[Start]

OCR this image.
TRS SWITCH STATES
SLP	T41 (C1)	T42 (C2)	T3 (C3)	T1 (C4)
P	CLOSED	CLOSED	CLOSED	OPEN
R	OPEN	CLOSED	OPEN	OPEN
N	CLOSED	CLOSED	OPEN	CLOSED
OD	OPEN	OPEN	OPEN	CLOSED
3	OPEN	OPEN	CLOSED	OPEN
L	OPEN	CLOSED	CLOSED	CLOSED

[End]
[Start]

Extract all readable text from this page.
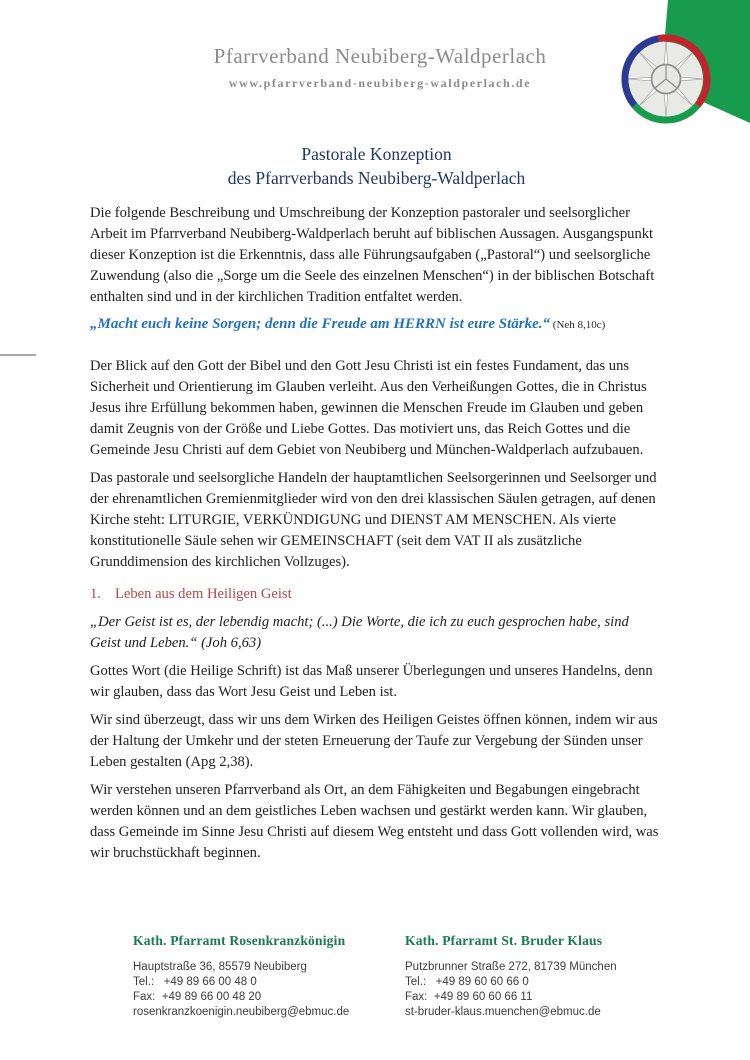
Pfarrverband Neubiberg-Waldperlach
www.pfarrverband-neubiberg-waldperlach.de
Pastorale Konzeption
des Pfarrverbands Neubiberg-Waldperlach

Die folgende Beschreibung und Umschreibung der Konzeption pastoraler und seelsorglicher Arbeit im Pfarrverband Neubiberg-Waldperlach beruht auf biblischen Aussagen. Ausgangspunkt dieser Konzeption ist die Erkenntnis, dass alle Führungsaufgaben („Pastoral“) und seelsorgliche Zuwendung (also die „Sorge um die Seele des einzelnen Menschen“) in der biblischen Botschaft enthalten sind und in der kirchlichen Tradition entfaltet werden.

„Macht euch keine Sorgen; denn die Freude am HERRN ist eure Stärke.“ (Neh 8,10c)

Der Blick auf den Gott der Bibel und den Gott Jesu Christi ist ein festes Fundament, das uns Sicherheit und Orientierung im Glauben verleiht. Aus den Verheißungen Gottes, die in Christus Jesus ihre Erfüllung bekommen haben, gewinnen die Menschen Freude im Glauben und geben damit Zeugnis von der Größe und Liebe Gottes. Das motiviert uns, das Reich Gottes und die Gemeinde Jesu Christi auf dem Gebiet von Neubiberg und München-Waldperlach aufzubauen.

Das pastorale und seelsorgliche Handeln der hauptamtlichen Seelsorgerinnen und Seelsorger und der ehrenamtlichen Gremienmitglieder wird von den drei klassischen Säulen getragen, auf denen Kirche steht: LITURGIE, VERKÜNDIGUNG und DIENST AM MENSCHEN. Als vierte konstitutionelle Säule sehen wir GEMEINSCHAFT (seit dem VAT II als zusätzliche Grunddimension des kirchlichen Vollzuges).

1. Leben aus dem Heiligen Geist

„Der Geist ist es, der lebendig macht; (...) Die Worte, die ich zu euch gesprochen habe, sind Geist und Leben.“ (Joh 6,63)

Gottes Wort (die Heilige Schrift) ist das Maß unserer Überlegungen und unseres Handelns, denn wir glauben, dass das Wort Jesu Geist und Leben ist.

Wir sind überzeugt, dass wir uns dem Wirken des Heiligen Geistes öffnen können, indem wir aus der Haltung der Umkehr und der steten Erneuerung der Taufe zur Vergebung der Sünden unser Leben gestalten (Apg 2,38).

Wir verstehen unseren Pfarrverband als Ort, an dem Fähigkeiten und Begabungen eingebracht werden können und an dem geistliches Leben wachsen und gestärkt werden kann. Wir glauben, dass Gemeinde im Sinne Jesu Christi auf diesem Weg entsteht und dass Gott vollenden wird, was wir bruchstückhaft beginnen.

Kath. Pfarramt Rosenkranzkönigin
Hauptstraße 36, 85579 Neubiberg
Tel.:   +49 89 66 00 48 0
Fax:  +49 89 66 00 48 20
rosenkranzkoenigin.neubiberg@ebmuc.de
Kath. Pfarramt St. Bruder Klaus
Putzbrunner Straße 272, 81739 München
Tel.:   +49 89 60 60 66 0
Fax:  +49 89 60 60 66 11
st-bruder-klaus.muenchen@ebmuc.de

[End]

◆ Written exercise:
Copy out every line from the material above in which the word "ebmuc" appears.

◆ Task output:
rosenkranzkoenigin.neubiberg@ebmuc.de
st-bruder-klaus.muenchen@ebmuc.de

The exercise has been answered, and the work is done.